== RECORDS PROVIDED

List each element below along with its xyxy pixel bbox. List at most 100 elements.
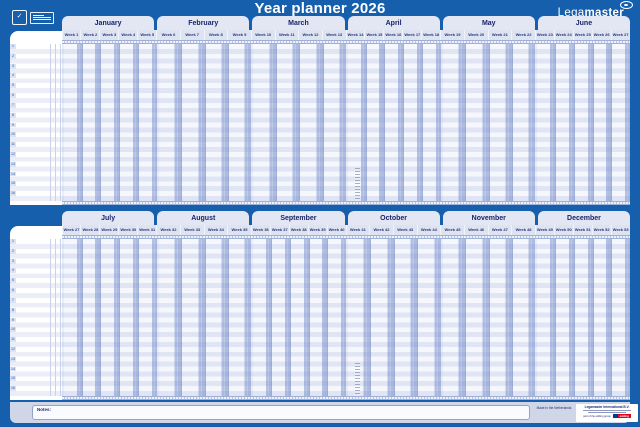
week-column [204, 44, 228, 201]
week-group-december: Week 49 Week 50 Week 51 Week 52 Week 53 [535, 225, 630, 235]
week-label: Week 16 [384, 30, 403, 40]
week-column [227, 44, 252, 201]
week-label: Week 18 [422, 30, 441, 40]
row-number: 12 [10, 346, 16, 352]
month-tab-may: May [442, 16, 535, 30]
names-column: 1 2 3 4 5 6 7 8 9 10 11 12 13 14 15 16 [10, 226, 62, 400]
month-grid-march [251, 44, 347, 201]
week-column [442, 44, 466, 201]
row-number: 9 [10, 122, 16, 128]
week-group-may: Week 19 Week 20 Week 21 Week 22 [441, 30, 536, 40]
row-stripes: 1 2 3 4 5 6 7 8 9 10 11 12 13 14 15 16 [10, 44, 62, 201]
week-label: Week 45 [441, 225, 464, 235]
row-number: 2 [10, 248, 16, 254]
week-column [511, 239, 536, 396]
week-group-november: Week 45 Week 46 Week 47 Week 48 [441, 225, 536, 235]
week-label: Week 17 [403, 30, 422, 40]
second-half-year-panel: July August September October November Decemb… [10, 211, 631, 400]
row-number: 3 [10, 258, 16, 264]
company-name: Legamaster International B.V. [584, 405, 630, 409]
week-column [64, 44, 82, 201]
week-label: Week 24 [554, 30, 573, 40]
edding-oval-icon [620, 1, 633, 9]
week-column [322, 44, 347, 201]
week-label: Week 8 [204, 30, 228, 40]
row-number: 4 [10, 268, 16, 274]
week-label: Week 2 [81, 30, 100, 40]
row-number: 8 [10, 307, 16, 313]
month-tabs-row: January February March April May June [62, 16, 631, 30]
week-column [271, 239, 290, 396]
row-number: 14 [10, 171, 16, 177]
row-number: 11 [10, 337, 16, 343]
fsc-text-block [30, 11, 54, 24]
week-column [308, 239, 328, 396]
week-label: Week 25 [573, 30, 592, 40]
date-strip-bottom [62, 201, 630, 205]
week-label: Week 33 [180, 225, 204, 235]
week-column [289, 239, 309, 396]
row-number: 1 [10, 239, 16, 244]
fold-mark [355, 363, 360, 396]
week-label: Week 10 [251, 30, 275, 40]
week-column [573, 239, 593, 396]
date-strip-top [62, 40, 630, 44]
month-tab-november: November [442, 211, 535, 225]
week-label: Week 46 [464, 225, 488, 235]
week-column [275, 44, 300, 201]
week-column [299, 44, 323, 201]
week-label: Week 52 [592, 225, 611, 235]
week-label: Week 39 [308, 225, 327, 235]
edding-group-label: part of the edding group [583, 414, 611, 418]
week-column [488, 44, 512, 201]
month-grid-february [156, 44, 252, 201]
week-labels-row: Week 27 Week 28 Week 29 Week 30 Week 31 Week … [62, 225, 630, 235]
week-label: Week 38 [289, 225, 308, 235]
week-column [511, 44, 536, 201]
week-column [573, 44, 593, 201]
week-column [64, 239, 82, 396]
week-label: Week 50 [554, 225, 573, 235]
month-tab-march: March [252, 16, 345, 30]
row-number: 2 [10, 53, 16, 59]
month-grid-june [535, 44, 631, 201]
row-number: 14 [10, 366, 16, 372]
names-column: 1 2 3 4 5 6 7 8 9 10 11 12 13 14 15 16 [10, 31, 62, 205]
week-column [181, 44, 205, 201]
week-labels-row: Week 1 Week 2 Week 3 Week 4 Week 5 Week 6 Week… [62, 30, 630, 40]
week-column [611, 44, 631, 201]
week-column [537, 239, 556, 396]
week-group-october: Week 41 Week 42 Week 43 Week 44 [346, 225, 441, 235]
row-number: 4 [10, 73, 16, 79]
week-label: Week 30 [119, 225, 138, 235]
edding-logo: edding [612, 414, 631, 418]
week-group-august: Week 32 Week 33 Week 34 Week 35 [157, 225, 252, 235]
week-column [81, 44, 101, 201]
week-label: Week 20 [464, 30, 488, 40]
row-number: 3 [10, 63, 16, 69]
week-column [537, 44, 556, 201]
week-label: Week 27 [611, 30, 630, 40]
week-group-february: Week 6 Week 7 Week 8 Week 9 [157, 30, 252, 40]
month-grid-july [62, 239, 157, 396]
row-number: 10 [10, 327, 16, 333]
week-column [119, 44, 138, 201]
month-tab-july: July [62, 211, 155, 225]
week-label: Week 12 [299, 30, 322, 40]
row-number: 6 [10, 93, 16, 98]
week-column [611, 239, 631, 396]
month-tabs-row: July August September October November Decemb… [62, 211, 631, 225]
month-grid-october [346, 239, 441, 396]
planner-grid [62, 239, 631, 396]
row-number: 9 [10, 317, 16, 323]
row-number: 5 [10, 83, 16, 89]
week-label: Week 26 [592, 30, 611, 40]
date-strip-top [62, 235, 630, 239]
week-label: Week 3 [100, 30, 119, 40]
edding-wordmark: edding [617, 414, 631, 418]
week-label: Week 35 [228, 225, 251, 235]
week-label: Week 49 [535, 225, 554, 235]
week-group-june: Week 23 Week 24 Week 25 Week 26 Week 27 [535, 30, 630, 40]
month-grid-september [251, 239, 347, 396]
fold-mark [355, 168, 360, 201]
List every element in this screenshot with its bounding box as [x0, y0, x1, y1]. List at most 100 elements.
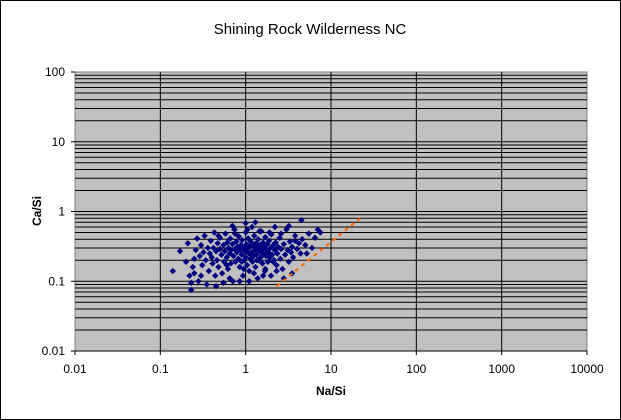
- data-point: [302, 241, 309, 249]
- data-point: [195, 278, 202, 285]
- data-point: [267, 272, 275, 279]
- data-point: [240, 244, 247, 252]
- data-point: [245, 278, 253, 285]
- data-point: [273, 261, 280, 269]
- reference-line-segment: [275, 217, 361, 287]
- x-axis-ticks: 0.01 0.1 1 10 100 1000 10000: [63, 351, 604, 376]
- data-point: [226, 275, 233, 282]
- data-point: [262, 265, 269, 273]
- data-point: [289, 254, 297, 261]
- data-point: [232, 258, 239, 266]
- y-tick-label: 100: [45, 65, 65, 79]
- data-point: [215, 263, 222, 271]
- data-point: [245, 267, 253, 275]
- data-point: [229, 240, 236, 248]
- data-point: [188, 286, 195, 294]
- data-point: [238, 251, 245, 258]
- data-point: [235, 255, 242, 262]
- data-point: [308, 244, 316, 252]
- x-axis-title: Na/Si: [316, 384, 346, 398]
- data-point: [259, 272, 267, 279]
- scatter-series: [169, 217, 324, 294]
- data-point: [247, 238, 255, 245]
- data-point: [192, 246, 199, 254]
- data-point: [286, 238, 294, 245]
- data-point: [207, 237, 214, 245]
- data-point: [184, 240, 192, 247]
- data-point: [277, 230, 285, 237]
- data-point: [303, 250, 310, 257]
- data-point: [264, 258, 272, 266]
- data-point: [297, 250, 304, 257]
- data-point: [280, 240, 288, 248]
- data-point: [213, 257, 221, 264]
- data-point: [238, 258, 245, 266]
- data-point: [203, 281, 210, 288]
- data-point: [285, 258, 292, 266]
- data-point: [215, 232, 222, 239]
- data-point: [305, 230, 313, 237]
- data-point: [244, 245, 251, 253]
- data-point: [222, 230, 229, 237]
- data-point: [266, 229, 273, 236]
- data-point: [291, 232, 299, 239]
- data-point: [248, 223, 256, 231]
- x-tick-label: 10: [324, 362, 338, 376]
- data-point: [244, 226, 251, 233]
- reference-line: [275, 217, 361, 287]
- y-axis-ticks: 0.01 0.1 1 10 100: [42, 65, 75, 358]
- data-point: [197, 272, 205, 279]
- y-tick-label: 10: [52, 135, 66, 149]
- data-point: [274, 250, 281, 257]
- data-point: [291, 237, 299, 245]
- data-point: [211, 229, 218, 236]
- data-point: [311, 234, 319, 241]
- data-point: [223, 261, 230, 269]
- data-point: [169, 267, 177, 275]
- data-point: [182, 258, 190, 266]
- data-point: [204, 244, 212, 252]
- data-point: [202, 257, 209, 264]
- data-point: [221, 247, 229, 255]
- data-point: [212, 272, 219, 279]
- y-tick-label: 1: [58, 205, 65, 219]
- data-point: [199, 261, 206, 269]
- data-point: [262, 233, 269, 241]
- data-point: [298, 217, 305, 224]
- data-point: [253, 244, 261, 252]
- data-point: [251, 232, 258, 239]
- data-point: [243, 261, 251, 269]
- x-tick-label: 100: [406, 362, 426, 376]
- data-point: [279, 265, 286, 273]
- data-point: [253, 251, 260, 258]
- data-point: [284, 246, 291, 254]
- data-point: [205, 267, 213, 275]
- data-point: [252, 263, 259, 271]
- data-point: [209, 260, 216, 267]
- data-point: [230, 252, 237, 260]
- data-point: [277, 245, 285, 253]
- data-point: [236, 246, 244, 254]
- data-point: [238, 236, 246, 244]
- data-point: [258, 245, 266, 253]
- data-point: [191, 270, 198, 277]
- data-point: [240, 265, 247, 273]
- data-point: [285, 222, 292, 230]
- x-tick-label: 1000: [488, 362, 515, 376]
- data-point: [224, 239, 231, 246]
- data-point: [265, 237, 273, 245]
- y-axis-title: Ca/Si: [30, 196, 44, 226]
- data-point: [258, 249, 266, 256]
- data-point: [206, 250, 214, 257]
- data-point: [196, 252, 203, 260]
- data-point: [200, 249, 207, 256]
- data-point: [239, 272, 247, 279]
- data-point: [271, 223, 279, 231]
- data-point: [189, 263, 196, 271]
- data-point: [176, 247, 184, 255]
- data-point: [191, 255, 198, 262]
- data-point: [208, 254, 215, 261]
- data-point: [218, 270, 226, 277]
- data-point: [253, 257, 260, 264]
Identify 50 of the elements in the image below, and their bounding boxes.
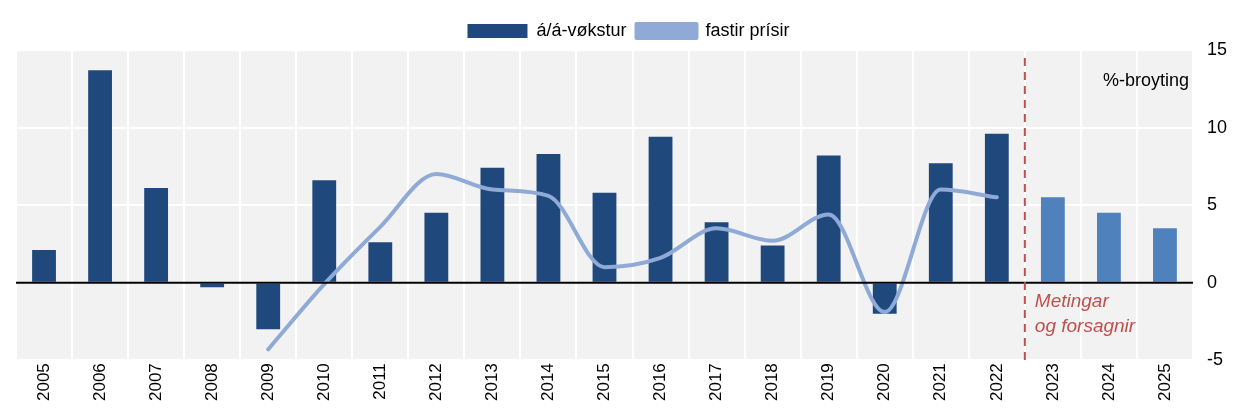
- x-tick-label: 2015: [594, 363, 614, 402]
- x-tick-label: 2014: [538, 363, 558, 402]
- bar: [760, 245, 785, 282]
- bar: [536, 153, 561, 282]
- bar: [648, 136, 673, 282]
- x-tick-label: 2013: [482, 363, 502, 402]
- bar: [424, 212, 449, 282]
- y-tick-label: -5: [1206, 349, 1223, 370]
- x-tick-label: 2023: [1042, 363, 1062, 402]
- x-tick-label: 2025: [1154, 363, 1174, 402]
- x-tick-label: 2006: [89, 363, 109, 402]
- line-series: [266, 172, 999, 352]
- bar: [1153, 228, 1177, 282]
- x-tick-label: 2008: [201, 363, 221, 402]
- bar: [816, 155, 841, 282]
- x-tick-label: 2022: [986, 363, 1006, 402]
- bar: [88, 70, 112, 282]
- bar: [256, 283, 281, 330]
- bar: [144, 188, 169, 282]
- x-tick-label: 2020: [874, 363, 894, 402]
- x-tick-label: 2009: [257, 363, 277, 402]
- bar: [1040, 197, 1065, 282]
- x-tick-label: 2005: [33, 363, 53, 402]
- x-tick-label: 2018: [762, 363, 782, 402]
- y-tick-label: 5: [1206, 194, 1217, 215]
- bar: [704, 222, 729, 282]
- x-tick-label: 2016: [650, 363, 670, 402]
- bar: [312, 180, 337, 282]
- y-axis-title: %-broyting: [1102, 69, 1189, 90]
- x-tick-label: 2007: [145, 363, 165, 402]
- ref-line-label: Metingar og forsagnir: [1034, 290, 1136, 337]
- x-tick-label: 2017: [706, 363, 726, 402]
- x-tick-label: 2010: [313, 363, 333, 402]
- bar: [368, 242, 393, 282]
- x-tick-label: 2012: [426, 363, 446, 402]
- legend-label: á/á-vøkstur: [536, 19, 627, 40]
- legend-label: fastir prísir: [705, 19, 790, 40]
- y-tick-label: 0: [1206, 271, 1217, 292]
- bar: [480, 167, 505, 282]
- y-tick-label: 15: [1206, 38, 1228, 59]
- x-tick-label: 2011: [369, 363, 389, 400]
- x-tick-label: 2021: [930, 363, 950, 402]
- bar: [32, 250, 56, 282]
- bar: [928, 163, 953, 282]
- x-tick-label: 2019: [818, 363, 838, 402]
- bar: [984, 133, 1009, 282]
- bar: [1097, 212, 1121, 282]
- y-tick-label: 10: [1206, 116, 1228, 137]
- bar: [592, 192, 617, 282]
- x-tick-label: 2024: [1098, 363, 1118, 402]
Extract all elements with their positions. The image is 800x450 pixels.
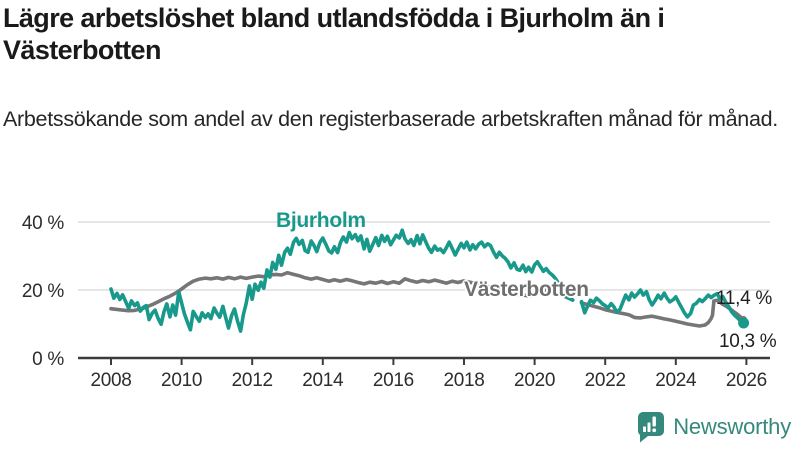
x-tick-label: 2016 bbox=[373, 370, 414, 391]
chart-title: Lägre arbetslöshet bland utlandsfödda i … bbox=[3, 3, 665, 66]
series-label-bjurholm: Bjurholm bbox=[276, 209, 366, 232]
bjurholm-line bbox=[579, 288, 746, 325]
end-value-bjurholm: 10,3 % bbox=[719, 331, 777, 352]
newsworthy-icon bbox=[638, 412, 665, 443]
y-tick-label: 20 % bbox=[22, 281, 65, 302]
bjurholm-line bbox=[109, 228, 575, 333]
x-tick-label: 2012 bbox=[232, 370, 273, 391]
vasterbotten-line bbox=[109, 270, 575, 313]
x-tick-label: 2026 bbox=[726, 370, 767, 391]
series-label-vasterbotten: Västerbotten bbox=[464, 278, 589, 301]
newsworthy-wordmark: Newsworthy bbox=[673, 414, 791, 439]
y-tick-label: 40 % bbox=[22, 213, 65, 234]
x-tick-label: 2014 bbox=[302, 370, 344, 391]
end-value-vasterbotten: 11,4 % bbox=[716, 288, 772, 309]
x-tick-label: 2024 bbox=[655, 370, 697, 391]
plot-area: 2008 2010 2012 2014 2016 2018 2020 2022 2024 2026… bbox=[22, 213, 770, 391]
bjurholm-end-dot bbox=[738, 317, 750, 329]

====

Update the lines starting with the line that contains "- x-tick-label: 2015: [594, 363, 614, 402]" and going on through the line that contains "Extract all elements" by changing every "bar" to "column", and return only those lines with everything else unchanged.

- x-tick-label: 2015: [594, 363, 614, 402]
- x-tick-label: 2014: [538, 363, 558, 402]
- column: [760, 245, 785, 282]
- column: [536, 153, 561, 282]
- column: [648, 136, 673, 282]
- x-tick-label: 2013: [482, 363, 502, 402]
- column: [424, 212, 449, 282]
- y-tick-label: -5: [1206, 349, 1223, 370]
- x-tick-label: 2023: [1042, 363, 1062, 402]
- x-tick-label: 2025: [1154, 363, 1174, 402]
- x-tick-label: 2006: [89, 363, 109, 402]
- line-series: [266, 172, 999, 352]
- column: [1153, 228, 1177, 282]
- x-tick-label: 2008: [201, 363, 221, 402]
- column: [816, 155, 841, 282]
- x-tick-label: 2022: [986, 363, 1006, 402]
- column: [88, 70, 112, 282]
- column: [256, 283, 281, 330]
- column: [144, 188, 169, 282]
- x-tick-label: 2020: [874, 363, 894, 402]
- x-tick-label: 2009: [257, 363, 277, 402]
- column: [1040, 197, 1065, 282]
- x-tick-label: 2005: [33, 363, 53, 402]
- x-tick-label: 2018: [762, 363, 782, 402]
- y-tick-label: 5: [1206, 194, 1217, 215]
- column: [704, 222, 729, 282]
- x-tick-label: 2016: [650, 363, 670, 402]
- column: [312, 180, 337, 282]
- y-axis-title: %-broyting: [1102, 69, 1189, 90]
- x-tick-label: 2007: [145, 363, 165, 402]
- ref-line-label: Metingar og forsagnir: [1034, 290, 1136, 337]
- x-tick-label: 2017: [706, 363, 726, 402]
- x-tick-label: 2010: [313, 363, 333, 402]
- column: [368, 242, 393, 282]
- x-tick-label: 2012: [426, 363, 446, 402]
- legend-label: á/á-vøkstur: [536, 19, 627, 40]
- legend-label: fastir prísir: [705, 19, 790, 40]
- y-tick-label: 0: [1206, 271, 1217, 292]
- column: [480, 167, 505, 282]
- y-tick-label: 15: [1206, 38, 1228, 59]
- x-tick-label: 2011: [369, 363, 389, 400]
- x-tick-label: 2021: [930, 363, 950, 402]
- column: [32, 250, 56, 282]
- column: [928, 163, 953, 282]
- x-tick-label: 2019: [818, 363, 838, 402]
- column: [984, 133, 1009, 282]
- column: [1097, 212, 1121, 282]
- y-tick-label: 10: [1206, 116, 1228, 137]
- column: [592, 192, 617, 282]
- x-tick-label: 2024: [1098, 363, 1118, 402]
Extract all elements with their positions. The image is 800x450 pixels.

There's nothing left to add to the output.